WORK TO DO: Transcribe the listing verbatim. Do not carry over any pictures.

# start of GIVEN DATA

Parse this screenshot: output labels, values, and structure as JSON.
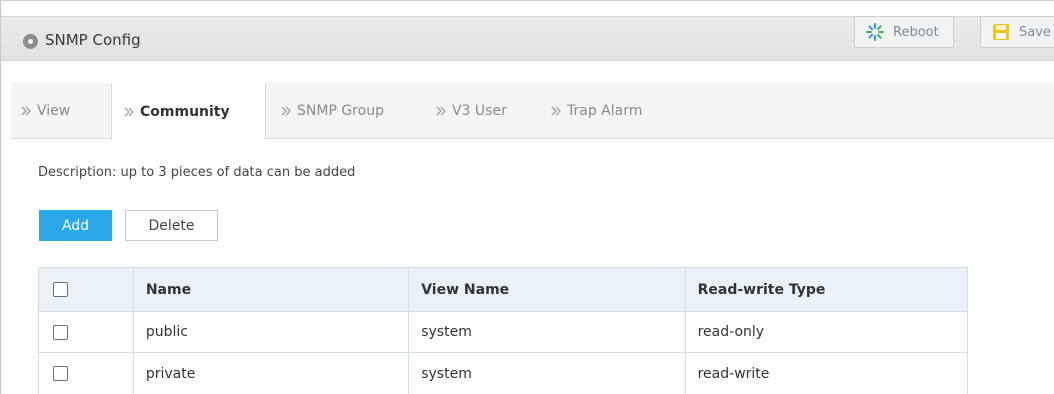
{
  "header": {
    "title": "SNMP Config",
    "title_icon": "circle-dot-icon",
    "reboot_label": "Reboot",
    "reboot_icon": "spinner-icon",
    "save_label": "Save",
    "save_icon": "floppy-disk-icon",
    "accent_color": "#2ba8e8",
    "save_icon_color": "#f2c21a"
  },
  "tabs": [
    {
      "label": "View",
      "active": false
    },
    {
      "label": "Community",
      "active": true
    },
    {
      "label": "SNMP Group",
      "active": false
    },
    {
      "label": "V3 User",
      "active": false
    },
    {
      "label": "Trap Alarm",
      "active": false
    }
  ],
  "main": {
    "description": "Description: up to 3 pieces of data can be added",
    "add_label": "Add",
    "delete_label": "Delete"
  },
  "table": {
    "columns": [
      "",
      "Name",
      "View Name",
      "Read-write Type"
    ],
    "rows": [
      {
        "checked": false,
        "name": "public",
        "view_name": "system",
        "rw_type": "read-only"
      },
      {
        "checked": false,
        "name": "private",
        "view_name": "system",
        "rw_type": "read-write"
      }
    ]
  }
}
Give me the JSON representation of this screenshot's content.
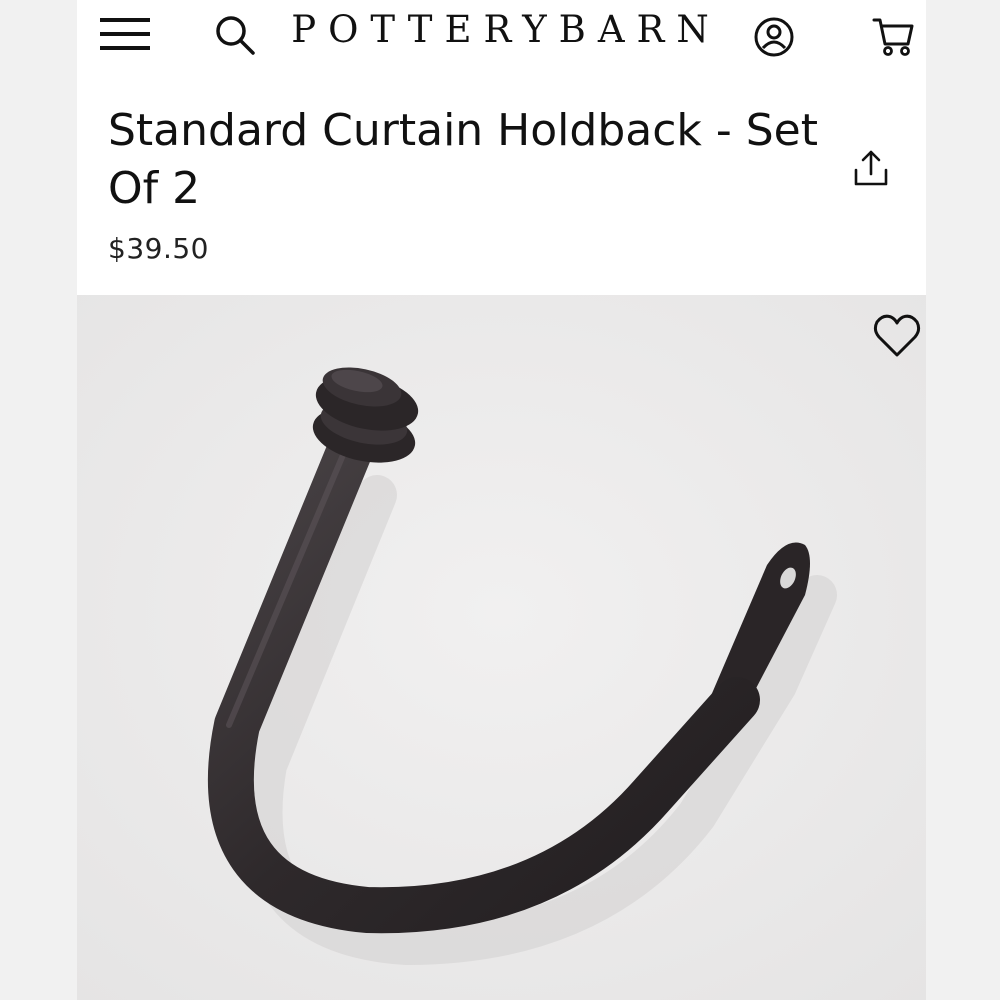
{
  "header": {
    "logo_text": "POTTERYBARN",
    "icons": [
      "menu-icon",
      "search-icon",
      "account-icon",
      "cart-icon"
    ]
  },
  "product": {
    "title": "Standard Curtain Holdback - Set Of 2",
    "price": "$39.50",
    "share_icon": "share-icon",
    "favorite_icon": "heart-icon",
    "image_alt": "holdback-product-image"
  },
  "colors": {
    "text": "#111111",
    "image_bg": "#ecebeb",
    "page_bg": "#f1f1f1",
    "hook": "#2f2a2c"
  }
}
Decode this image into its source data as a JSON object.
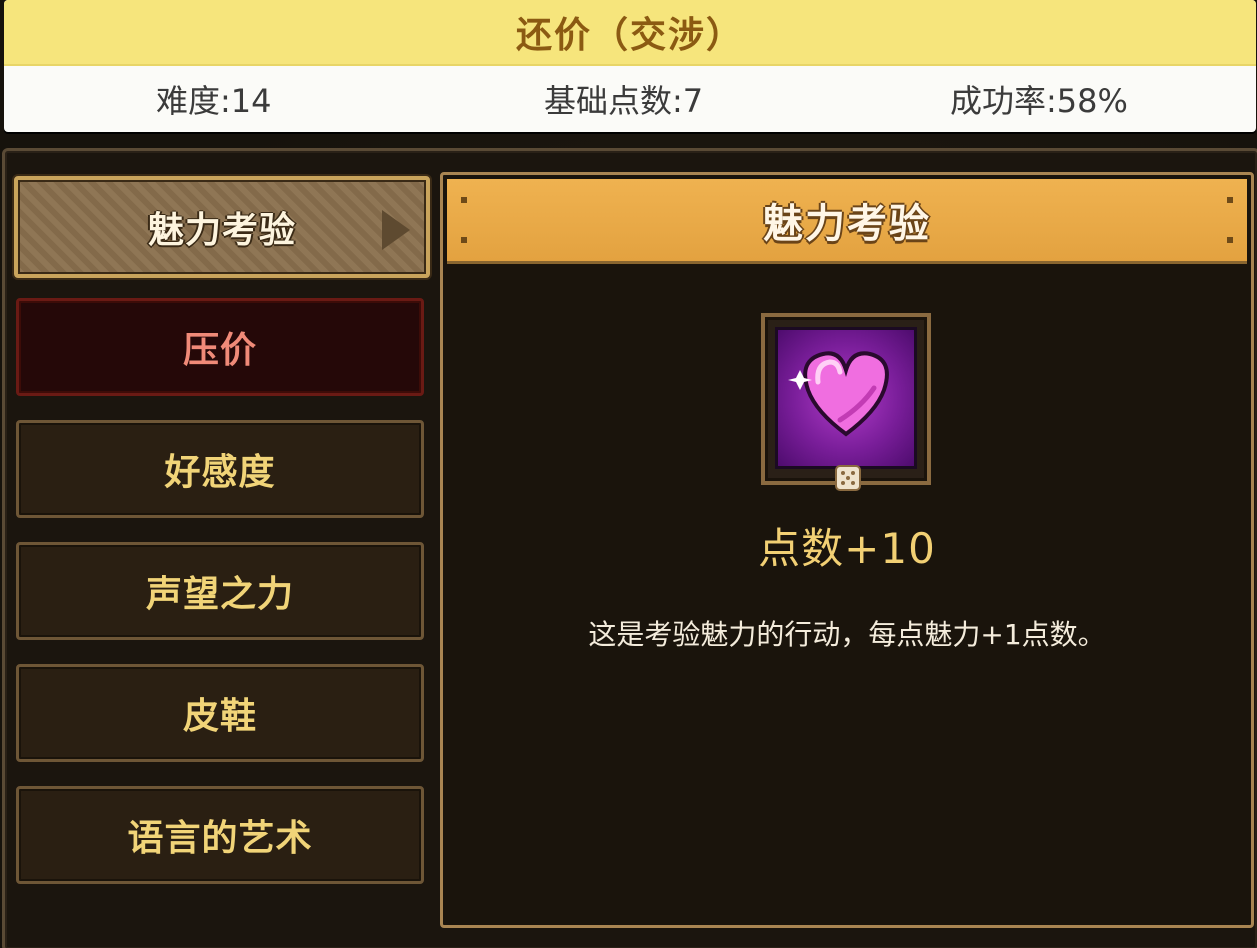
{
  "header": {
    "title": "还价（交涉）",
    "difficulty": "难度:14",
    "base_points": "基础点数:7",
    "success_rate": "成功率:58%"
  },
  "menu": {
    "items": [
      {
        "label": "魅力考验",
        "state": "selected"
      },
      {
        "label": "压价",
        "state": "danger"
      },
      {
        "label": "好感度",
        "state": "normal"
      },
      {
        "label": "声望之力",
        "state": "normal"
      },
      {
        "label": "皮鞋",
        "state": "normal"
      },
      {
        "label": "语言的艺术",
        "state": "normal"
      }
    ]
  },
  "detail": {
    "title": "魅力考验",
    "icon": "pink-heart-icon",
    "points": "点数+10",
    "description": "这是考验魅力的行动，每点魅力+1点数。"
  },
  "colors": {
    "header_bar": "#f6e57c",
    "title_text": "#8b5a12",
    "menu_text": "#f1d478",
    "danger_text": "#f08a78",
    "detail_header": "#e3a240",
    "points_text": "#f2d074"
  }
}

# end of GIVEN DATA

WRITTEN RESPONSE:
Parse this screenshot: output labels, values, and structure as JSON.
{
  "header": {
    "title": "SNMP Config",
    "title_icon": "circle-dot-icon",
    "reboot_label": "Reboot",
    "reboot_icon": "spinner-icon",
    "save_label": "Save",
    "save_icon": "floppy-disk-icon",
    "accent_color": "#2ba8e8",
    "save_icon_color": "#f2c21a"
  },
  "tabs": [
    {
      "label": "View",
      "active": false
    },
    {
      "label": "Community",
      "active": true
    },
    {
      "label": "SNMP Group",
      "active": false
    },
    {
      "label": "V3 User",
      "active": false
    },
    {
      "label": "Trap Alarm",
      "active": false
    }
  ],
  "main": {
    "description": "Description: up to 3 pieces of data can be added",
    "add_label": "Add",
    "delete_label": "Delete"
  },
  "table": {
    "columns": [
      "",
      "Name",
      "View Name",
      "Read-write Type"
    ],
    "rows": [
      {
        "checked": false,
        "name": "public",
        "view_name": "system",
        "rw_type": "read-only"
      },
      {
        "checked": false,
        "name": "private",
        "view_name": "system",
        "rw_type": "read-write"
      }
    ]
  }
}
Give me the JSON representation of this screenshot's content.
{
  "header": {
    "logo_text": "POTTERYBARN",
    "icons": [
      "menu-icon",
      "search-icon",
      "account-icon",
      "cart-icon"
    ]
  },
  "product": {
    "title": "Standard Curtain Holdback - Set Of 2",
    "price": "$39.50",
    "share_icon": "share-icon",
    "favorite_icon": "heart-icon",
    "image_alt": "holdback-product-image"
  },
  "colors": {
    "text": "#111111",
    "image_bg": "#ecebeb",
    "page_bg": "#f1f1f1",
    "hook": "#2f2a2c"
  }
}
Decode this image into its source data as a JSON object.
{
  "header": {
    "title": "还价（交涉）",
    "difficulty": "难度:14",
    "base_points": "基础点数:7",
    "success_rate": "成功率:58%"
  },
  "menu": {
    "items": [
      {
        "label": "魅力考验",
        "state": "selected"
      },
      {
        "label": "压价",
        "state": "danger"
      },
      {
        "label": "好感度",
        "state": "normal"
      },
      {
        "label": "声望之力",
        "state": "normal"
      },
      {
        "label": "皮鞋",
        "state": "normal"
      },
      {
        "label": "语言的艺术",
        "state": "normal"
      }
    ]
  },
  "detail": {
    "title": "魅力考验",
    "icon": "pink-heart-icon",
    "points": "点数+10",
    "description": "这是考验魅力的行动，每点魅力+1点数。"
  },
  "colors": {
    "header_bar": "#f6e57c",
    "title_text": "#8b5a12",
    "menu_text": "#f1d478",
    "danger_text": "#f08a78",
    "detail_header": "#e3a240",
    "points_text": "#f2d074"
  }
}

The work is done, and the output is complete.